(Dataset items)
◆ ◆ ◆ ◆

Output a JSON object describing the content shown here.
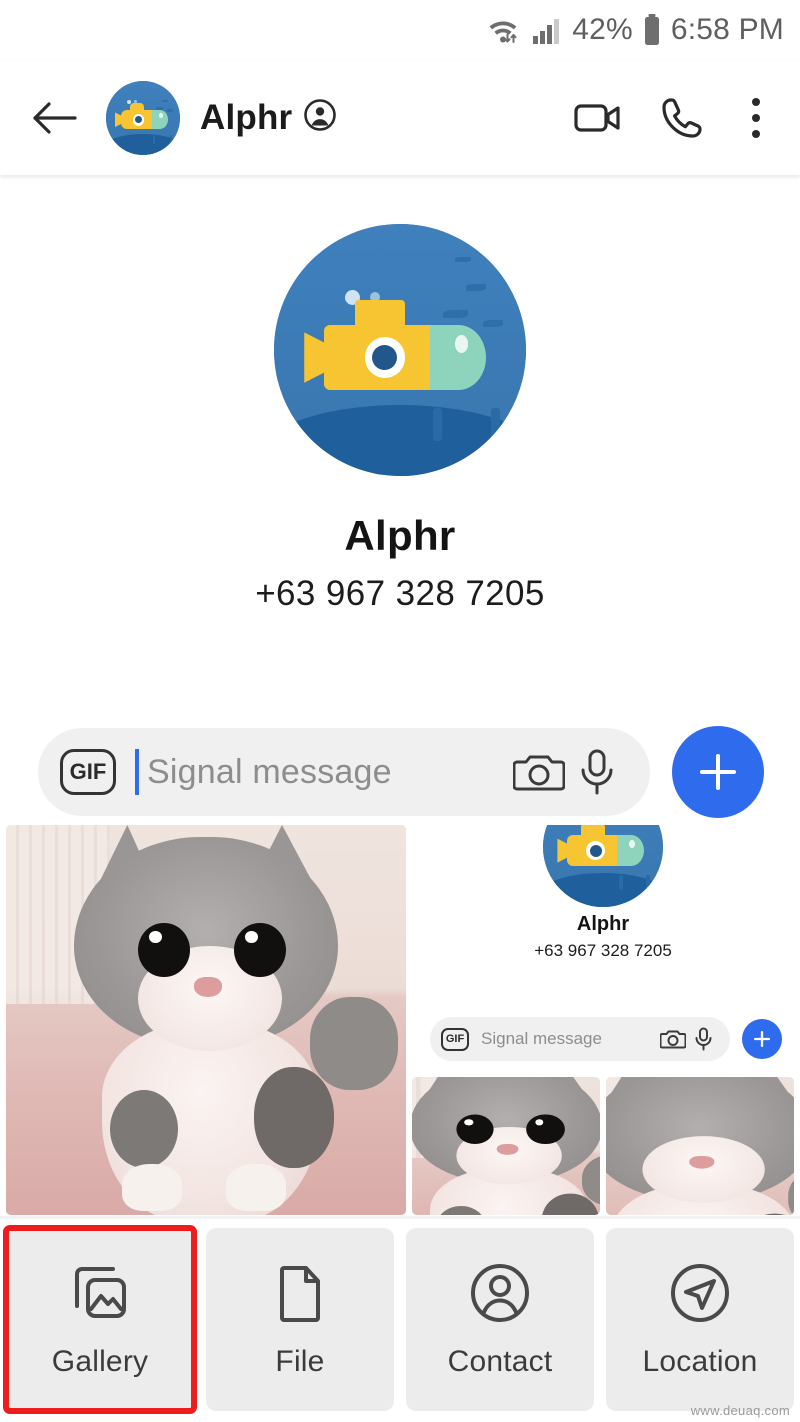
{
  "status_bar": {
    "wifi_icon": "wifi-with-transfer-arrows-icon",
    "signal_icon": "cellular-signal-icon",
    "battery_percent": "42%",
    "battery_icon": "battery-icon",
    "time": "6:58 PM"
  },
  "toolbar": {
    "back_icon": "back-arrow-icon",
    "avatar_name": "submarine-avatar",
    "title": "Alphr",
    "verified_icon": "contact-circle-icon",
    "video_call_icon": "video-camera-icon",
    "voice_call_icon": "phone-handset-icon",
    "overflow_icon": "three-dot-menu-icon"
  },
  "profile": {
    "name": "Alphr",
    "phone": "+63 967 328 7205",
    "avatar_name": "submarine-avatar-large"
  },
  "compose": {
    "gif_label": "GIF",
    "placeholder": "Signal message",
    "camera_icon": "camera-icon",
    "mic_icon": "microphone-icon",
    "plus_icon": "plus-icon"
  },
  "media_strip": {
    "items": [
      {
        "name": "kitten-photo-large",
        "type": "photo"
      },
      {
        "name": "signal-screenshot-thumbnail",
        "type": "screenshot"
      },
      {
        "name": "kitten-photo-small-1",
        "type": "photo"
      },
      {
        "name": "kitten-photo-small-2",
        "type": "photo"
      }
    ],
    "nested_screenshot": {
      "name": "Alphr",
      "phone": "+63 967 328 7205",
      "gif_label": "GIF",
      "placeholder": "Signal message"
    }
  },
  "attachments": {
    "tiles": [
      {
        "label": "Gallery",
        "icon": "gallery-icon",
        "selected": true
      },
      {
        "label": "File",
        "icon": "file-icon",
        "selected": false
      },
      {
        "label": "Contact",
        "icon": "contact-icon",
        "selected": false
      },
      {
        "label": "Location",
        "icon": "location-arrow-icon",
        "selected": false
      }
    ]
  },
  "watermark": "www.deuaq.com",
  "colors": {
    "accent_blue": "#2f6bed",
    "highlight_red": "#ee1c1c",
    "tile_gray": "#ececec",
    "field_gray": "#f0f0f0",
    "submarine_yellow": "#f7c531",
    "submarine_water": "#3a7cb8"
  }
}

◆ ◆ ◆ ◆

→ REQUIRED TASK
Scan the material above for the string "large" and report each line where you find it.

→ SOLUTION BELOW
    "avatar_name": "submarine-avatar-large"
        "name": "kitten-photo-large",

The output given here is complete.